— begin Data shown —

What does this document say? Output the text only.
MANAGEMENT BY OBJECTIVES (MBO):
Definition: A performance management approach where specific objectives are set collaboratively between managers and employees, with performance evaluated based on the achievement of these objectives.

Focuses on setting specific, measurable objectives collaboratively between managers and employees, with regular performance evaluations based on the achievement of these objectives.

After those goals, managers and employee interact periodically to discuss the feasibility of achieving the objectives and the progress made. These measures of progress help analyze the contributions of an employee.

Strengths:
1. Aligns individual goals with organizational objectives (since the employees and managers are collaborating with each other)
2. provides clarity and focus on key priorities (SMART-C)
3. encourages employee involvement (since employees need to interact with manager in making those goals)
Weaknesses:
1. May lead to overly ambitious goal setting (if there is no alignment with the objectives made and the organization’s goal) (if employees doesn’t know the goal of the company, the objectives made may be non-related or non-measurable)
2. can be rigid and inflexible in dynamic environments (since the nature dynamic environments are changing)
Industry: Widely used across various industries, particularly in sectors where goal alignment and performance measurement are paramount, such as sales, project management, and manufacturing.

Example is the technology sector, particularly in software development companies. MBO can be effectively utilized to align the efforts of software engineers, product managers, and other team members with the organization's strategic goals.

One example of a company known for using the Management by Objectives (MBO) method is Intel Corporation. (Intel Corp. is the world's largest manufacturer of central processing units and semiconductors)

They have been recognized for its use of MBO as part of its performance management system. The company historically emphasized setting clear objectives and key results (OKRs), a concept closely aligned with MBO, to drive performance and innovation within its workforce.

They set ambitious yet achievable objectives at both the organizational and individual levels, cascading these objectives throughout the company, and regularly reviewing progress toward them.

— end Data shown —

- [Do this] All of the data shown above must be copied exactly.

- [Task solution]
What does this document say? Output the text only.
MANAGEMENT BY OBJECTIVES (MBO):
Definition: A performance management approach where specific objectives are set collaboratively between managers and employees, with performance evaluated based on the achievement of these objectives.

Focuses on setting specific, measurable objectives collaboratively between managers and employees, with regular performance evaluations based on the achievement of these objectives.

After those goals, managers and employee interact periodically to discuss the feasibility of achieving the objectives and the progress made. These measures of progress help analyze the contributions of an employee.

Strengths:
1. Aligns individual goals with organizational objectives (since the employees and managers are collaborating with each other)
2. provides clarity and focus on key priorities (SMART-C)
3. encourages employee involvement (since employees need to interact with manager in making those goals)
Weaknesses:
1. May lead to overly ambitious goal setting (if there is no alignment with the objectives made and the organization’s goal) (if employees doesn’t know the goal of the company, the objectives made may be non-related or non-measurable)
2. can be rigid and inflexible in dynamic environments (since the nature dynamic environments are changing)
Industry: Widely used across various industries, particularly in sectors where goal alignment and performance measurement are paramount, such as sales, project management, and manufacturing.

Example is the technology sector, particularly in software development companies. MBO can be effectively utilized to align the efforts of software engineers, product managers, and other team members with the organization's strategic goals.

One example of a company known for using the Management by Objectives (MBO) method is Intel Corporation. (Intel Corp. is the world's largest manufacturer of central processing units and semiconductors)

They have been recognized for its use of MBO as part of its performance management system. The company historically emphasized setting clear objectives and key results (OKRs), a concept closely aligned with MBO, to drive performance and innovation within its workforce.

They set ambitious yet achievable objectives at both the organizational and individual levels, cascading these objectives throughout the company, and regularly reviewing progress toward them.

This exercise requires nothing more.